◆ EXERCISE INSTRUCTIONS: Exactly reproduce all the records, keeping pictures out of the copy.

╭─ RECORD LIST

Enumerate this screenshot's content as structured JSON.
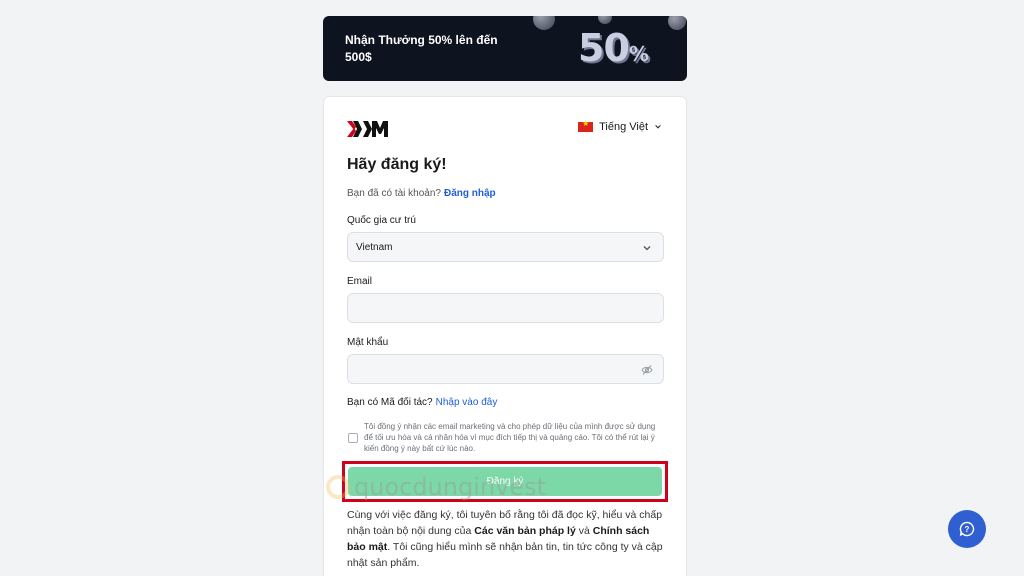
{
  "banner": {
    "text": "Nhận Thưởng 50% lên đến 500$",
    "big_number": "50",
    "big_suffix": "%"
  },
  "header": {
    "logo_text": "XM",
    "language": "Tiếng Việt"
  },
  "form": {
    "title": "Hãy đăng ký!",
    "have_account": "Bạn đã có tài khoản?",
    "login_link": "Đăng nhập",
    "country_label": "Quốc gia cư trú",
    "country_value": "Vietnam",
    "email_label": "Email",
    "email_value": "",
    "password_label": "Mật khẩu",
    "password_value": "",
    "partner_question": "Bạn có Mã đối tác?",
    "partner_link": "Nhập vào đây",
    "consent_text": "Tôi đồng ý nhận các email marketing và cho phép dữ liệu của mình được sử dụng để tối ưu hóa và cá nhân hóa vì mục đích tiếp thị và quảng cáo. Tôi có thể rút lại ý kiến đồng ý này bất cứ lúc nào.",
    "consent_checked": false,
    "submit_label": "Đăng ký"
  },
  "legal": {
    "part1": "Cùng với việc đăng ký, tôi tuyên bố rằng tôi đã đọc kỹ, hiểu và chấp nhận toàn bộ nội dung của",
    "link1": "Các văn bản pháp lý",
    "part2": "và",
    "link2": "Chính sách bảo mật",
    "part3": ". Tôi cũng hiểu mình sẽ nhận bản tin, tin tức công ty và cập nhật sản phẩm."
  },
  "watermark": {
    "text": "quocdunginvest"
  },
  "colors": {
    "accent_link": "#1e5fd6",
    "button_bg": "#7dd8a8",
    "highlight_border": "#d0021b",
    "banner_bg": "#0e1320",
    "help_button": "#2f5fd0"
  },
  "icons": {
    "eye_off": "eye-off-icon",
    "chevron": "chevron-down-icon",
    "chat": "chat-help-icon"
  }
}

╰─

◆ FINAL RESULT:
Enumerate this screenshot's content as structured JSON.
{
  "banner": {
    "text": "Nhận Thưởng 50% lên đến 500$",
    "big_number": "50",
    "big_suffix": "%"
  },
  "header": {
    "logo_text": "XM",
    "language": "Tiếng Việt"
  },
  "form": {
    "title": "Hãy đăng ký!",
    "have_account": "Bạn đã có tài khoản?",
    "login_link": "Đăng nhập",
    "country_label": "Quốc gia cư trú",
    "country_value": "Vietnam",
    "email_label": "Email",
    "email_value": "",
    "password_label": "Mật khẩu",
    "password_value": "",
    "partner_question": "Bạn có Mã đối tác?",
    "partner_link": "Nhập vào đây",
    "consent_text": "Tôi đồng ý nhận các email marketing và cho phép dữ liệu của mình được sử dụng để tối ưu hóa và cá nhân hóa vì mục đích tiếp thị và quảng cáo. Tôi có thể rút lại ý kiến đồng ý này bất cứ lúc nào.",
    "consent_checked": false,
    "submit_label": "Đăng ký"
  },
  "legal": {
    "part1": "Cùng với việc đăng ký, tôi tuyên bố rằng tôi đã đọc kỹ, hiểu và chấp nhận toàn bộ nội dung của",
    "link1": "Các văn bản pháp lý",
    "part2": "và",
    "link2": "Chính sách bảo mật",
    "part3": ". Tôi cũng hiểu mình sẽ nhận bản tin, tin tức công ty và cập nhật sản phẩm."
  },
  "watermark": {
    "text": "quocdunginvest"
  },
  "colors": {
    "accent_link": "#1e5fd6",
    "button_bg": "#7dd8a8",
    "highlight_border": "#d0021b",
    "banner_bg": "#0e1320",
    "help_button": "#2f5fd0"
  },
  "icons": {
    "eye_off": "eye-off-icon",
    "chevron": "chevron-down-icon",
    "chat": "chat-help-icon"
  }
}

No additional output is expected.